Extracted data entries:
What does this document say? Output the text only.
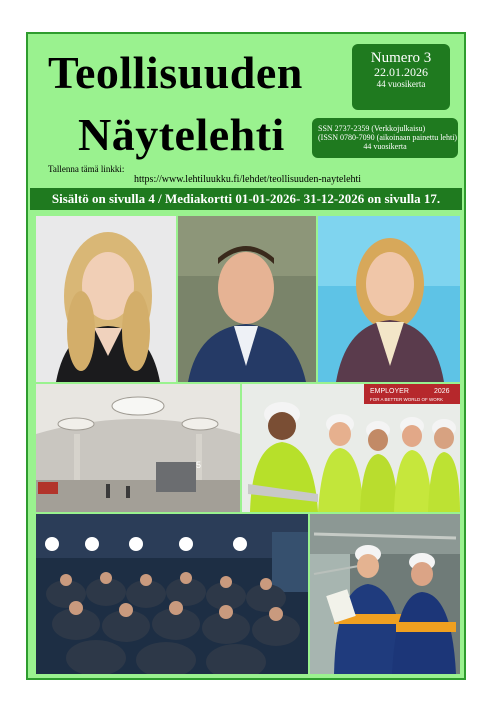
Teollisuuden
Näytelehti
Numero 3
22.01.2026
44 vuosikerta
SSN 2737-2359 (Verkkojulkaisu)
(ISSN 0780-7090 (aikoinaan painettu lehti)
44 vuosikerta
Tallenna tämä linkki:
https://www.lehtiluukku.fi/lehdet/teollisuuden-naytelehti
Sisältö on sivulla 4 / Mediakortti 01-01-2026- 31-12-2026 on sivulla 17.
5
EMPLOYER	2026
FOR A BETTER WORLD OF WORK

> Prompt: Output the data above without changes, apart from leaving out the pictures.

> Exercise result:
What does this document say? Output the text only.
Teollisuuden
Näytelehti
Numero 3
22.01.2026
44 vuosikerta
SSN 2737-2359 (Verkkojulkaisu)
(ISSN 0780-7090 (aikoinaan painettu lehti)
44 vuosikerta
Tallenna tämä linkki:
https://www.lehtiluukku.fi/lehdet/teollisuuden-naytelehti
Sisältö on sivulla 4 / Mediakortti 01-01-2026- 31-12-2026 on sivulla 17.
5
EMPLOYER	2026
FOR A BETTER WORLD OF WORK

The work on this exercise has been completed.